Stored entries

________________

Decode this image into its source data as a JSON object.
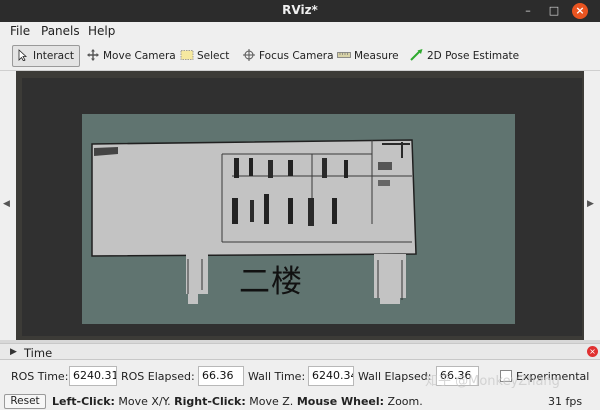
{
  "window": {
    "title": "RViz*"
  },
  "menu": {
    "items": [
      "File",
      "Panels",
      "Help"
    ]
  },
  "toolbar": {
    "tools": [
      {
        "label": "Interact",
        "icon": "cursor-icon"
      },
      {
        "label": "Move Camera",
        "icon": "move-arrows-icon"
      },
      {
        "label": "Select",
        "icon": "select-rect-icon"
      },
      {
        "label": "Focus Camera",
        "icon": "crosshair-icon"
      },
      {
        "label": "Measure",
        "icon": "ruler-icon"
      },
      {
        "label": "2D Pose Estimate",
        "icon": "green-arrow-icon"
      }
    ],
    "active": "Interact"
  },
  "viewport": {
    "overlay_text": "二楼",
    "map_background": "#607470",
    "map_free_space": "#c3c3c3"
  },
  "time_panel": {
    "title": "Time",
    "ros_time_label": "ROS Time:",
    "ros_time_value": "6240.31",
    "ros_elapsed_label": "ROS Elapsed:",
    "ros_elapsed_value": "66.36",
    "wall_time_label": "Wall Time:",
    "wall_time_value": "6240.34",
    "wall_elapsed_label": "Wall Elapsed:",
    "wall_elapsed_value": "66.36",
    "experimental_label": "Experimental"
  },
  "statusbar": {
    "reset_label": "Reset",
    "hint_left_key": "Left-Click:",
    "hint_left_val": " Move X/Y. ",
    "hint_right_key": "Right-Click:",
    "hint_right_val": " Move Z. ",
    "hint_wheel_key": "Mouse Wheel:",
    "hint_wheel_val": " Zoom.",
    "fps": "31 fps"
  },
  "watermark": "知乎 @MonkeyZhang"
}
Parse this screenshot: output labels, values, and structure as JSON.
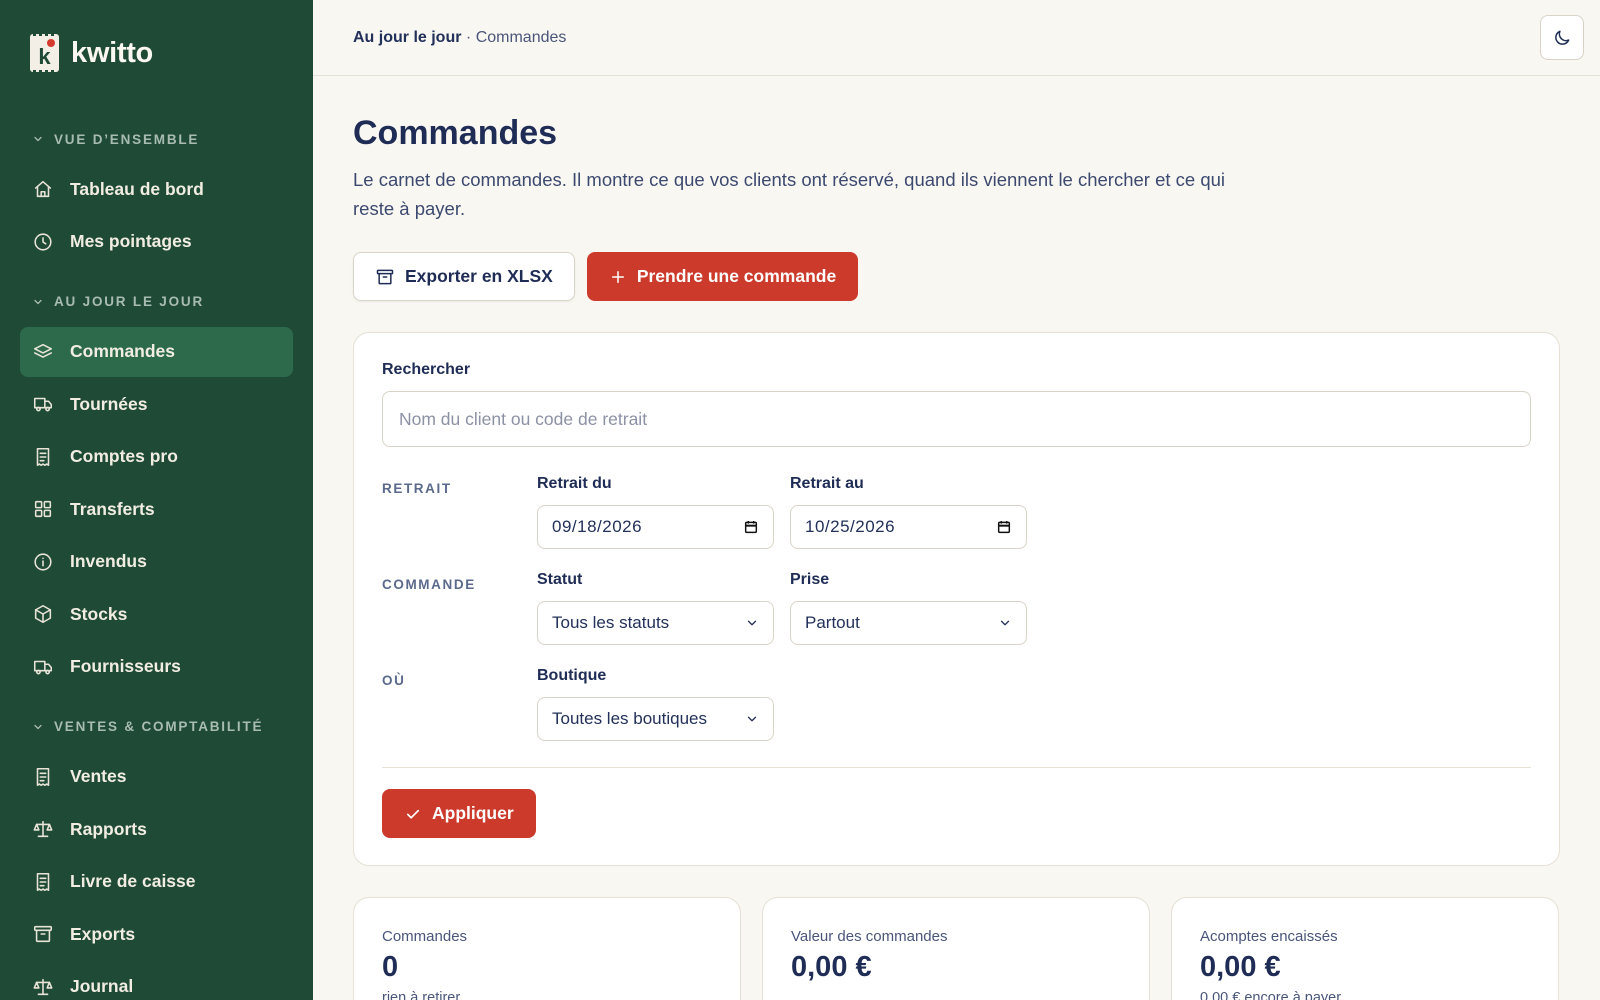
{
  "brand": {
    "name": "kwitto",
    "logo_letter": "k"
  },
  "sidebar": {
    "sections": [
      {
        "title": "VUE D’ENSEMBLE",
        "items": [
          {
            "label": "Tableau de bord",
            "icon": "home-icon"
          },
          {
            "label": "Mes pointages",
            "icon": "clock-icon"
          }
        ]
      },
      {
        "title": "AU JOUR LE JOUR",
        "items": [
          {
            "label": "Commandes",
            "icon": "layers-icon",
            "active": true
          },
          {
            "label": "Tournées",
            "icon": "truck-icon"
          },
          {
            "label": "Comptes pro",
            "icon": "receipt-icon"
          },
          {
            "label": "Transferts",
            "icon": "grid-icon"
          },
          {
            "label": "Invendus",
            "icon": "info-icon"
          },
          {
            "label": "Stocks",
            "icon": "box-icon"
          },
          {
            "label": "Fournisseurs",
            "icon": "truck-icon"
          }
        ]
      },
      {
        "title": "VENTES & COMPTABILITÉ",
        "items": [
          {
            "label": "Ventes",
            "icon": "receipt-icon"
          },
          {
            "label": "Rapports",
            "icon": "scale-icon"
          },
          {
            "label": "Livre de caisse",
            "icon": "receipt-icon"
          },
          {
            "label": "Exports",
            "icon": "archive-icon"
          },
          {
            "label": "Journal",
            "icon": "scale-icon"
          }
        ]
      }
    ]
  },
  "breadcrumb": {
    "parent": "Au jour le jour",
    "separator": "·",
    "current": "Commandes"
  },
  "header": {
    "theme_icon": "moon-icon"
  },
  "page": {
    "title": "Commandes",
    "description": "Le carnet de commandes. Il montre ce que vos clients ont réservé, quand ils viennent le chercher et ce qui reste à payer."
  },
  "actions": {
    "export_label": "Exporter en XLSX",
    "new_order_label": "Prendre une commande"
  },
  "filters": {
    "search_label": "Rechercher",
    "search_placeholder": "Nom du client ou code de retrait",
    "search_value": "",
    "groups": {
      "retrait": "RETRAIT",
      "commande": "COMMANDE",
      "ou": "OÙ"
    },
    "retrait_du_label": "Retrait du",
    "retrait_du_value": "09/18/2026",
    "retrait_au_label": "Retrait au",
    "retrait_au_value": "10/25/2026",
    "statut_label": "Statut",
    "statut_value": "Tous les statuts",
    "prise_label": "Prise",
    "prise_value": "Partout",
    "boutique_label": "Boutique",
    "boutique_value": "Toutes les boutiques",
    "apply_label": "Appliquer"
  },
  "stats": [
    {
      "label": "Commandes",
      "value": "0",
      "sub": "rien à retirer"
    },
    {
      "label": "Valeur des commandes",
      "value": "0,00 €",
      "sub": ""
    },
    {
      "label": "Acomptes encaissés",
      "value": "0,00 €",
      "sub": "0,00 € encore à payer"
    }
  ],
  "colors": {
    "sidebar": "#1f4a36",
    "sidebar_active": "#2d6a4c",
    "accent_red": "#cc3a2c",
    "background": "#f9f7f1"
  }
}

________________

Where a line above contains the string "payer", copy that line.

### Answer below
    "description": "Le carnet de commandes. Il montre ce que vos clients ont réservé, quand ils viennent le chercher et ce qui reste à payer."
      "sub": "0,00 € encore à payer"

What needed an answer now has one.